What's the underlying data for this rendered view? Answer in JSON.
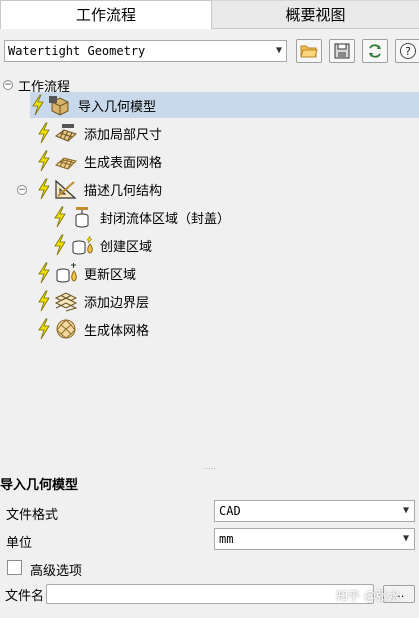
{
  "tabs": [
    {
      "label": "工作流程",
      "active": true
    },
    {
      "label": "概要视图",
      "active": false
    }
  ],
  "toolbar": {
    "workflow_select": "Watertight Geometry",
    "buttons": [
      "open-folder-icon",
      "save-icon",
      "refresh-icon",
      "help-icon"
    ],
    "help_glyph": "?"
  },
  "tree": {
    "root": "工作流程",
    "items": [
      {
        "label": "导入几何模型",
        "icon": "import-geometry-icon",
        "selected": true
      },
      {
        "label": "添加局部尺寸",
        "icon": "local-sizing-icon"
      },
      {
        "label": "生成表面网格",
        "icon": "surface-mesh-icon"
      },
      {
        "label": "描述几何结构",
        "icon": "describe-geometry-icon",
        "expanded": true
      },
      {
        "label": "封闭流体区域（封盖）",
        "icon": "capping-icon",
        "child": true
      },
      {
        "label": "创建区域",
        "icon": "create-region-icon",
        "child": true
      },
      {
        "label": "更新区域",
        "icon": "update-region-icon"
      },
      {
        "label": "添加边界层",
        "icon": "boundary-layer-icon"
      },
      {
        "label": "生成体网格",
        "icon": "volume-mesh-icon"
      }
    ]
  },
  "properties": {
    "title": "导入几何模型",
    "file_format_label": "文件格式",
    "file_format_value": "CAD",
    "units_label": "单位",
    "units_value": "mm",
    "advanced_label": "高级选项",
    "filename_label": "文件名",
    "browse_label": "..."
  },
  "watermark": "知乎 @张水",
  "colors": {
    "selection": "#c9d9ec",
    "bolt": "#f2e200",
    "background": "#f0f0f0"
  }
}
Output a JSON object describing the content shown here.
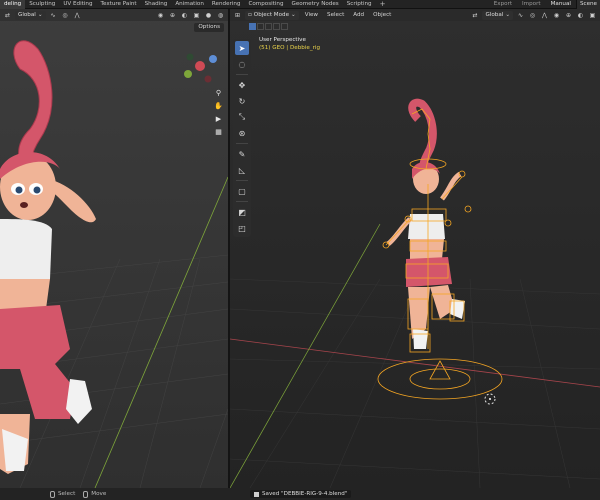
{
  "workspace_tabs": [
    {
      "label": "deling",
      "active": true
    },
    {
      "label": "Sculpting",
      "active": false
    },
    {
      "label": "UV Editing",
      "active": false
    },
    {
      "label": "Texture Paint",
      "active": false
    },
    {
      "label": "Shading",
      "active": false
    },
    {
      "label": "Animation",
      "active": false
    },
    {
      "label": "Rendering",
      "active": false
    },
    {
      "label": "Compositing",
      "active": false
    },
    {
      "label": "Geometry Nodes",
      "active": false
    },
    {
      "label": "Scripting",
      "active": false
    }
  ],
  "add_tab_glyph": "+",
  "top_right": {
    "export_label": "Export",
    "import_label": "Import",
    "manual_label": "Manual",
    "scene_label": "Scene"
  },
  "left_viewport": {
    "transform_label": "Global",
    "options_label": "Options"
  },
  "right_viewport": {
    "mode_label": "Object Mode",
    "menus": [
      "View",
      "Select",
      "Add",
      "Object"
    ],
    "transform_label": "Global",
    "view_title": "User Perspective",
    "collection_text": "(51) GEO | Debbie_rig"
  },
  "status": {
    "select_label": "Select",
    "move_label": "Move",
    "saved_message": "Saved \"DEBBIE-RIG-9-4.blend\""
  },
  "colors": {
    "accent_active": "#4772b3",
    "armature": "#f5a623",
    "grid_x_axis": "#a8454c",
    "grid_y_axis": "#7ea63a",
    "info_text_yellow": "#e9d24a"
  }
}
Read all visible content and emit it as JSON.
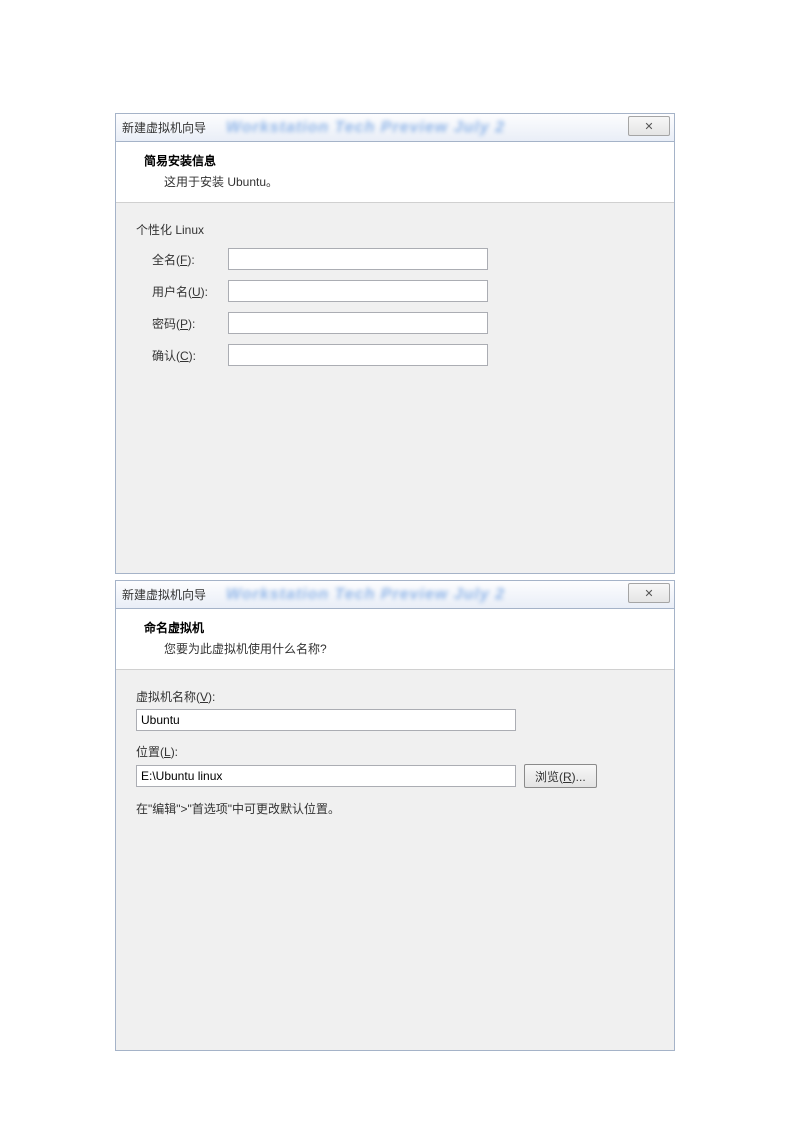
{
  "dialog1": {
    "title": "新建虚拟机向导",
    "blur_text": "Workstation Tech Preview July 2",
    "close": "✕",
    "header_title": "简易安装信息",
    "header_desc": "这用于安装 Ubuntu。",
    "section_label": "个性化 Linux",
    "fields": {
      "fullname_label_pre": "全名(",
      "fullname_accel": "F",
      "fullname_label_post": "):",
      "fullname_value": "",
      "username_label_pre": "用户名(",
      "username_accel": "U",
      "username_label_post": "):",
      "username_value": "",
      "password_label_pre": "密码(",
      "password_accel": "P",
      "password_label_post": "):",
      "password_value": "",
      "confirm_label_pre": "确认(",
      "confirm_accel": "C",
      "confirm_label_post": "):",
      "confirm_value": ""
    }
  },
  "dialog2": {
    "title": "新建虚拟机向导",
    "blur_text": "Workstation Tech Preview July 2",
    "close": "✕",
    "header_title": "命名虚拟机",
    "header_desc": "您要为此虚拟机使用什么名称?",
    "vmname_label_pre": "虚拟机名称(",
    "vmname_accel": "V",
    "vmname_label_post": "):",
    "vmname_value": "Ubuntu",
    "location_label_pre": "位置(",
    "location_accel": "L",
    "location_label_post": "):",
    "location_value": "E:\\Ubuntu linux",
    "browse_label_pre": "浏览(",
    "browse_accel": "R",
    "browse_label_post": ")...",
    "hint": "在\"编辑\">\"首选项\"中可更改默认位置。"
  }
}
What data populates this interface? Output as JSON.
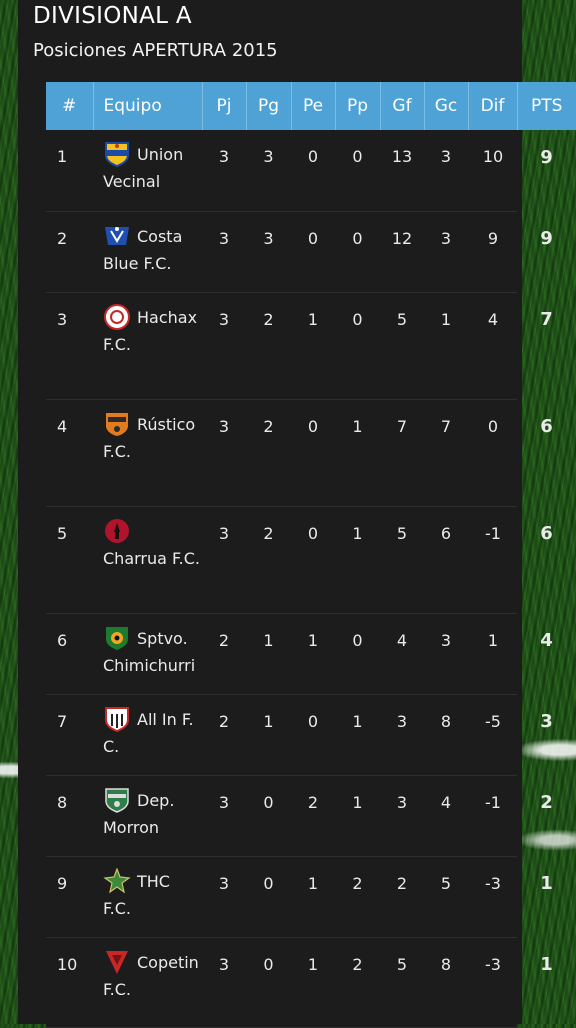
{
  "header": {
    "title": "DIVISIONAL A",
    "subtitle": "Posiciones APERTURA 2015"
  },
  "table": {
    "columns": [
      "#",
      "Equipo",
      "Pj",
      "Pg",
      "Pe",
      "Pp",
      "Gf",
      "Gc",
      "Dif",
      "PTS"
    ],
    "rows": [
      {
        "rank": "1",
        "team": "Union Vecinal",
        "pj": "3",
        "pg": "3",
        "pe": "0",
        "pp": "0",
        "gf": "13",
        "gc": "3",
        "dif": "10",
        "pts": "9",
        "logo": "union-vecinal-crest-icon"
      },
      {
        "rank": "2",
        "team": "Costa Blue F.C.",
        "pj": "3",
        "pg": "3",
        "pe": "0",
        "pp": "0",
        "gf": "12",
        "gc": "3",
        "dif": "9",
        "pts": "9",
        "logo": "costa-blue-crest-icon"
      },
      {
        "rank": "3",
        "team": "Hachax F.C.",
        "pj": "3",
        "pg": "2",
        "pe": "1",
        "pp": "0",
        "gf": "5",
        "gc": "1",
        "dif": "4",
        "pts": "7",
        "logo": "hachax-crest-icon"
      },
      {
        "rank": "4",
        "team": "Rústico F.C.",
        "pj": "3",
        "pg": "2",
        "pe": "0",
        "pp": "1",
        "gf": "7",
        "gc": "7",
        "dif": "0",
        "pts": "6",
        "logo": "rustico-crest-icon"
      },
      {
        "rank": "5",
        "team": "Charrua F.C.",
        "pj": "3",
        "pg": "2",
        "pe": "0",
        "pp": "1",
        "gf": "5",
        "gc": "6",
        "dif": "-1",
        "pts": "6",
        "logo": "charrua-crest-icon"
      },
      {
        "rank": "6",
        "team": "Sptvo. Chimichurri",
        "pj": "2",
        "pg": "1",
        "pe": "1",
        "pp": "0",
        "gf": "4",
        "gc": "3",
        "dif": "1",
        "pts": "4",
        "logo": "chimichurri-crest-icon"
      },
      {
        "rank": "7",
        "team": "All In F. C.",
        "pj": "2",
        "pg": "1",
        "pe": "0",
        "pp": "1",
        "gf": "3",
        "gc": "8",
        "dif": "-5",
        "pts": "3",
        "logo": "all-in-crest-icon"
      },
      {
        "rank": "8",
        "team": "Dep. Morron",
        "pj": "3",
        "pg": "0",
        "pe": "2",
        "pp": "1",
        "gf": "3",
        "gc": "4",
        "dif": "-1",
        "pts": "2",
        "logo": "morron-crest-icon"
      },
      {
        "rank": "9",
        "team": "THC F.C.",
        "pj": "3",
        "pg": "0",
        "pe": "1",
        "pp": "2",
        "gf": "2",
        "gc": "5",
        "dif": "-3",
        "pts": "1",
        "logo": "thc-crest-icon"
      },
      {
        "rank": "10",
        "team": "Copetin F.C.",
        "pj": "3",
        "pg": "0",
        "pe": "1",
        "pp": "2",
        "gf": "5",
        "gc": "8",
        "dif": "-3",
        "pts": "1",
        "logo": "copetin-crest-icon"
      }
    ]
  },
  "colors": {
    "header_bg": "#4fa2d6",
    "panel_bg": "#1c1c1c"
  }
}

+ + + +

Write out every entry again word for word, without any of the pictures.

» Answer for the task
What's the underlying data for this rendered view? Answer in JSON.
{
  "tabs": [
    {
      "label": "工作流程",
      "active": true
    },
    {
      "label": "概要视图",
      "active": false
    }
  ],
  "toolbar": {
    "workflow_select": "Watertight Geometry",
    "buttons": [
      "open-folder-icon",
      "save-icon",
      "refresh-icon",
      "help-icon"
    ],
    "help_glyph": "?"
  },
  "tree": {
    "root": "工作流程",
    "items": [
      {
        "label": "导入几何模型",
        "icon": "import-geometry-icon",
        "selected": true
      },
      {
        "label": "添加局部尺寸",
        "icon": "local-sizing-icon"
      },
      {
        "label": "生成表面网格",
        "icon": "surface-mesh-icon"
      },
      {
        "label": "描述几何结构",
        "icon": "describe-geometry-icon",
        "expanded": true
      },
      {
        "label": "封闭流体区域（封盖）",
        "icon": "capping-icon",
        "child": true
      },
      {
        "label": "创建区域",
        "icon": "create-region-icon",
        "child": true
      },
      {
        "label": "更新区域",
        "icon": "update-region-icon"
      },
      {
        "label": "添加边界层",
        "icon": "boundary-layer-icon"
      },
      {
        "label": "生成体网格",
        "icon": "volume-mesh-icon"
      }
    ]
  },
  "properties": {
    "title": "导入几何模型",
    "file_format_label": "文件格式",
    "file_format_value": "CAD",
    "units_label": "单位",
    "units_value": "mm",
    "advanced_label": "高级选项",
    "filename_label": "文件名",
    "browse_label": "..."
  },
  "watermark": "知乎 @张水",
  "colors": {
    "selection": "#c9d9ec",
    "bolt": "#f2e200",
    "background": "#f0f0f0"
  }
}
Output a JSON object describing the content shown here.
{
  "workspace_tabs": [
    {
      "label": "deling",
      "active": true
    },
    {
      "label": "Sculpting",
      "active": false
    },
    {
      "label": "UV Editing",
      "active": false
    },
    {
      "label": "Texture Paint",
      "active": false
    },
    {
      "label": "Shading",
      "active": false
    },
    {
      "label": "Animation",
      "active": false
    },
    {
      "label": "Rendering",
      "active": false
    },
    {
      "label": "Compositing",
      "active": false
    },
    {
      "label": "Geometry Nodes",
      "active": false
    },
    {
      "label": "Scripting",
      "active": false
    }
  ],
  "add_tab_glyph": "+",
  "top_right": {
    "export_label": "Export",
    "import_label": "Import",
    "manual_label": "Manual",
    "scene_label": "Scene"
  },
  "left_viewport": {
    "transform_label": "Global",
    "options_label": "Options"
  },
  "right_viewport": {
    "mode_label": "Object Mode",
    "menus": [
      "View",
      "Select",
      "Add",
      "Object"
    ],
    "transform_label": "Global",
    "view_title": "User Perspective",
    "collection_text": "(51) GEO | Debbie_rig"
  },
  "status": {
    "select_label": "Select",
    "move_label": "Move",
    "saved_message": "Saved \"DEBBIE-RIG-9-4.blend\""
  },
  "colors": {
    "accent_active": "#4772b3",
    "armature": "#f5a623",
    "grid_x_axis": "#a8454c",
    "grid_y_axis": "#7ea63a",
    "info_text_yellow": "#e9d24a"
  }
}
Read all visible content and emit it as JSON.
{
  "dialog1": {
    "title": "新建虚拟机向导",
    "blur_text": "Workstation Tech Preview July 2",
    "close": "✕",
    "header_title": "简易安装信息",
    "header_desc": "这用于安装 Ubuntu。",
    "section_label": "个性化 Linux",
    "fields": {
      "fullname_label_pre": "全名(",
      "fullname_accel": "F",
      "fullname_label_post": "):",
      "fullname_value": "",
      "username_label_pre": "用户名(",
      "username_accel": "U",
      "username_label_post": "):",
      "username_value": "",
      "password_label_pre": "密码(",
      "password_accel": "P",
      "password_label_post": "):",
      "password_value": "",
      "confirm_label_pre": "确认(",
      "confirm_accel": "C",
      "confirm_label_post": "):",
      "confirm_value": ""
    }
  },
  "dialog2": {
    "title": "新建虚拟机向导",
    "blur_text": "Workstation Tech Preview July 2",
    "close": "✕",
    "header_title": "命名虚拟机",
    "header_desc": "您要为此虚拟机使用什么名称?",
    "vmname_label_pre": "虚拟机名称(",
    "vmname_accel": "V",
    "vmname_label_post": "):",
    "vmname_value": "Ubuntu",
    "location_label_pre": "位置(",
    "location_accel": "L",
    "location_label_post": "):",
    "location_value": "E:\\Ubuntu linux",
    "browse_label_pre": "浏览(",
    "browse_accel": "R",
    "browse_label_post": ")...",
    "hint": "在\"编辑\">\"首选项\"中可更改默认位置。"
  }
}
What data populates this interface? Output as JSON.
{
  "header": {
    "title": "DIVISIONAL A",
    "subtitle": "Posiciones APERTURA 2015"
  },
  "table": {
    "columns": [
      "#",
      "Equipo",
      "Pj",
      "Pg",
      "Pe",
      "Pp",
      "Gf",
      "Gc",
      "Dif",
      "PTS"
    ],
    "rows": [
      {
        "rank": "1",
        "team": "Union Vecinal",
        "pj": "3",
        "pg": "3",
        "pe": "0",
        "pp": "0",
        "gf": "13",
        "gc": "3",
        "dif": "10",
        "pts": "9",
        "logo": "union-vecinal-crest-icon"
      },
      {
        "rank": "2",
        "team": "Costa Blue F.C.",
        "pj": "3",
        "pg": "3",
        "pe": "0",
        "pp": "0",
        "gf": "12",
        "gc": "3",
        "dif": "9",
        "pts": "9",
        "logo": "costa-blue-crest-icon"
      },
      {
        "rank": "3",
        "team": "Hachax F.C.",
        "pj": "3",
        "pg": "2",
        "pe": "1",
        "pp": "0",
        "gf": "5",
        "gc": "1",
        "dif": "4",
        "pts": "7",
        "logo": "hachax-crest-icon"
      },
      {
        "rank": "4",
        "team": "Rústico F.C.",
        "pj": "3",
        "pg": "2",
        "pe": "0",
        "pp": "1",
        "gf": "7",
        "gc": "7",
        "dif": "0",
        "pts": "6",
        "logo": "rustico-crest-icon"
      },
      {
        "rank": "5",
        "team": "Charrua F.C.",
        "pj": "3",
        "pg": "2",
        "pe": "0",
        "pp": "1",
        "gf": "5",
        "gc": "6",
        "dif": "-1",
        "pts": "6",
        "logo": "charrua-crest-icon"
      },
      {
        "rank": "6",
        "team": "Sptvo. Chimichurri",
        "pj": "2",
        "pg": "1",
        "pe": "1",
        "pp": "0",
        "gf": "4",
        "gc": "3",
        "dif": "1",
        "pts": "4",
        "logo": "chimichurri-crest-icon"
      },
      {
        "rank": "7",
        "team": "All In F. C.",
        "pj": "2",
        "pg": "1",
        "pe": "0",
        "pp": "1",
        "gf": "3",
        "gc": "8",
        "dif": "-5",
        "pts": "3",
        "logo": "all-in-crest-icon"
      },
      {
        "rank": "8",
        "team": "Dep. Morron",
        "pj": "3",
        "pg": "0",
        "pe": "2",
        "pp": "1",
        "gf": "3",
        "gc": "4",
        "dif": "-1",
        "pts": "2",
        "logo": "morron-crest-icon"
      },
      {
        "rank": "9",
        "team": "THC F.C.",
        "pj": "3",
        "pg": "0",
        "pe": "1",
        "pp": "2",
        "gf": "2",
        "gc": "5",
        "dif": "-3",
        "pts": "1",
        "logo": "thc-crest-icon"
      },
      {
        "rank": "10",
        "team": "Copetin F.C.",
        "pj": "3",
        "pg": "0",
        "pe": "1",
        "pp": "2",
        "gf": "5",
        "gc": "8",
        "dif": "-3",
        "pts": "1",
        "logo": "copetin-crest-icon"
      }
    ]
  },
  "colors": {
    "header_bg": "#4fa2d6",
    "panel_bg": "#1c1c1c"
  }
}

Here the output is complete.